- **Reading passage**

........

There is, of course, a more substantive, but equally scary element, to McCain's last two weeks, and it has to do with my growing concern that, beyond being a phony politician, he isn't a real expert on national security. I know, I know, he got shot down and tortured, he went to the Army War College, he's been on committees for decades. Perhaps what I mean is that he is no longer an expert. Obviously, one shouldn't confuse Slate.com with objective analysis, but this article pretty much sums up what I'm worried about (thanks Erica for the link). He's referred to Czechoslovakia, gotten Sunni and Shia wrong multiple times, screwed up the timeline in the war he says his opponent doesn't understand, and referred to a geopolitical border that doesn't exist. These weren't simple misspeaking moments; I don't think any of them were, but certainly not all of them. And not one news organization (outside of the Daily Show and Slate) seems to think this is fair game, presumably because they'll be accused of picking on the old guy.

........

- **Tasks**
[1] In the McCain passage, why does the writer think news organizations do not treat McCain's errors as fair game? Answer in one to three sentences.
[2] Answer these questions about the McCain passage:
(a) Which former country does the writer say McCain referred to?
(b) Which military school does the writer say McCain attended?
(c) Which two outlets are named as exceptions among news organizations?
[3] Write the next part of the McCain passage, picking up after its final sentence.

(Layout element entries)
........

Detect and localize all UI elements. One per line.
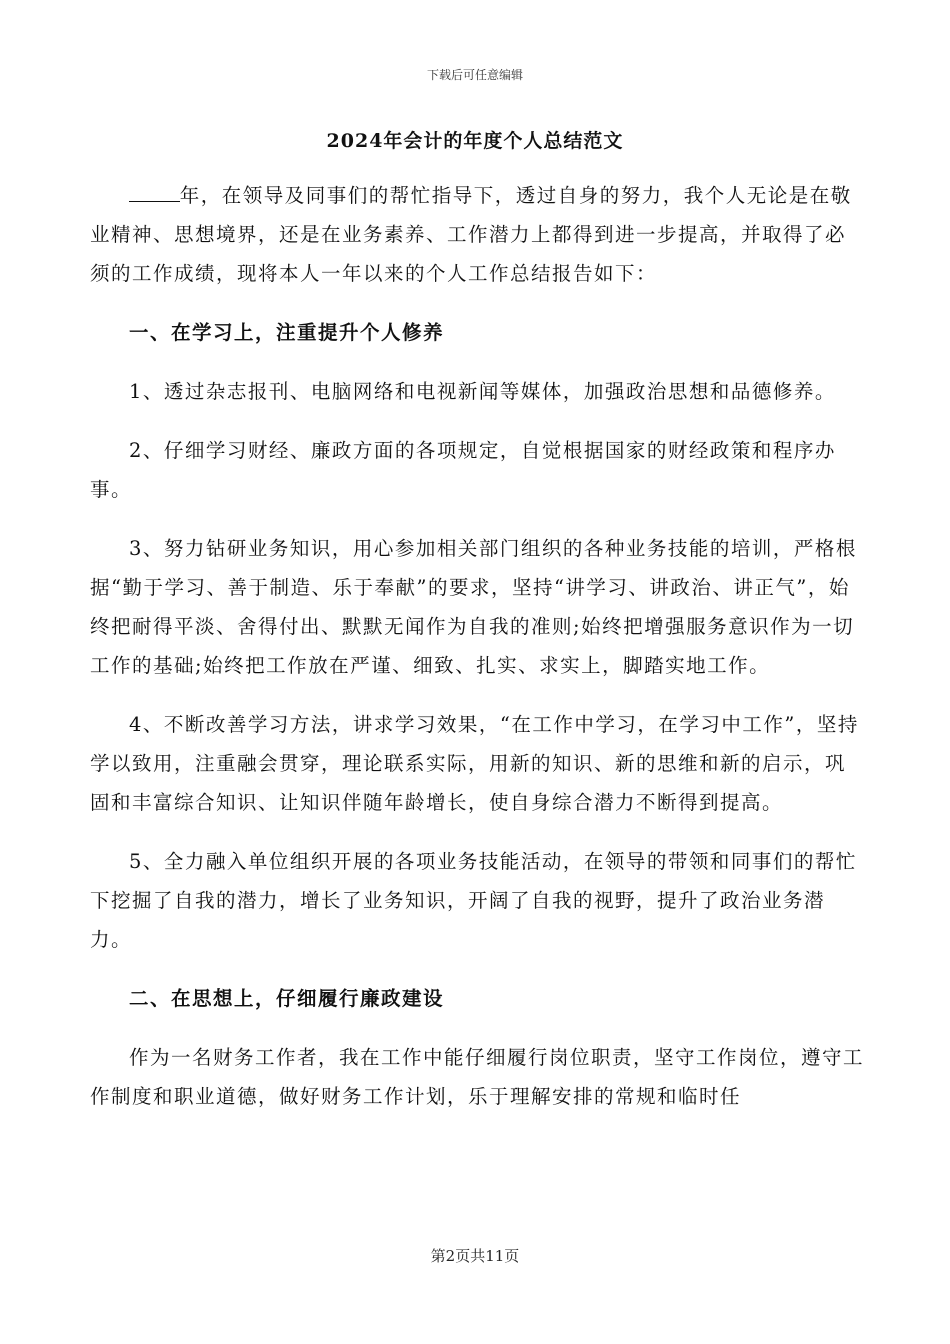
section-2-heading: 二、在思想上，仔细履行廉政建设 — [129, 987, 445, 1010]
page-number-footer: 第2页共11页 — [430, 1247, 520, 1265]
section-1-item-4: 4、不断改善学习方法，讲求学习效果，“在工作中学习，在学习中工作”，坚持学以致用，注重融会贯穿，理论联系实际，用新的知识、新的思维和新的启示，巩固和丰富综合知识、让知识伴随年龄增长，使自身综合潜力不断得到提高。 — [90, 713, 859, 814]
section-1-heading: 一、在学习上，注重提升个人修养 — [129, 321, 445, 344]
header-note: 下载后可任意编辑 — [426, 68, 523, 82]
document-title: 2024年会计的年度个人总结范文 — [326, 130, 624, 152]
section-1-item-1: 1、透过杂志报刊、电脑网络和电视新闻等媒体，加强政治思想和品德修养。 — [129, 380, 836, 403]
document-body — [90, 176, 865, 1136]
section-2-paragraph: 作为一名财务工作者，我在工作中能仔细履行岗位职责，坚守工作岗位，遵守工作制度和职业道德，做好财务工作计划，乐于理解安排的常规和临时任 — [90, 1046, 865, 1108]
intro-text: 年，在领导及同事们的帮忙指导下，透过自身的努力，我个人无论是在敬业精神、思想境界，还是在业务素养、工作潜力上都得到进一步提高，并取得了必须的工作成绩，现将本人一年以来的个人工作总结报告如下： — [90, 184, 852, 285]
intro-paragraph — [90, 176, 865, 293]
fill-in-blank — [129, 178, 180, 202]
section-1-item-3: 3、努力钻研业务知识，用心参加相关部门组织的各种业务技能的培训，严格根据“勤于学习、善于制造、乐于奉献”的要求，坚持“讲学习、讲政治、讲正气”，始终把耐得平淡、舍得付出、默默无闻作为自我的准则;始终把增强服务意识作为一切工作的基础;始终把工作放在严谨、细致、扎实、求实上，脚踏实地工作。 — [90, 537, 857, 677]
section-1-item-2: 2、仔细学习财经、廉政方面的各项规定，自觉根据国家的财经政策和程序办事。 — [90, 439, 836, 501]
section-1-item-5: 5、全力融入单位组织开展的各项业务技能活动，在领导的带领和同事们的帮忙下挖掘了自我的潜力，增长了业务知识，开阔了自我的视野，提升了政治业务潜力。 — [90, 850, 857, 951]
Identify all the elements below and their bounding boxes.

........

- **Task-by-task answers**
[1] The writer suggests that news organizations avoid the topic because they expect to be accused of picking on the old guy. Only the Daily Show and Slate are named as exceptions.

[2]
(a) Czechoslovakia
(b) The Army War College
(c) The Daily Show and Slate

[3]
McCain wants to kick Russia out of the G8. He wants to form a League of Democracies (which is really just a league of countries John McCain likes). He doesn't know how to get on the Internets (he thinks there might be multiple ones). He calls his wife the c-word. He thinks the Surge is a model for military success everywhere, and anyone who doesn't agree with him could only be a traitor to America. At what point are we allowed to question whether he is stuck in the Cold War? At what point are we allowed to ask if his extensive military experience, rather than preparing him for the challenges of the presidency, has instead conditioned him to a point of intransigence? I know, I know, just because he's old, that doesn't mean he's cranky and stuck in the past and unwilling to change. I agree. But it doesn't mean he's not, either. In this way, I wonder if his age is acting as a shield. I mean, if he was 50, would we be so hesitant to recognize that this is a man who still thinks the Russians are our ultimate bad guys? The world has changed, and it increasingly appears as though McCain either can not or will not.

Notes:

Reid Wilson has his odds on the McCain Veep; he, too, likes Pawlenty (who's beating the drum today) and Romney. Incidentally, SJS speculation lust object Sarah Palin is at 75-1. Yikes.

Chris Cillizza didn't do a Veep line, instead doing a double House seat rundown. Rather than delve into the details of his list, the point is in better perspective on a grand scale. Of his top 10 seats likely to change hands, 9 are currently Republican (the exception being the Texas 22nd, I think overrated at #4). Of the top 20, 14 are GOP. One can quarrel with his specific choices, but the overall scene remains a grim one for Republicans.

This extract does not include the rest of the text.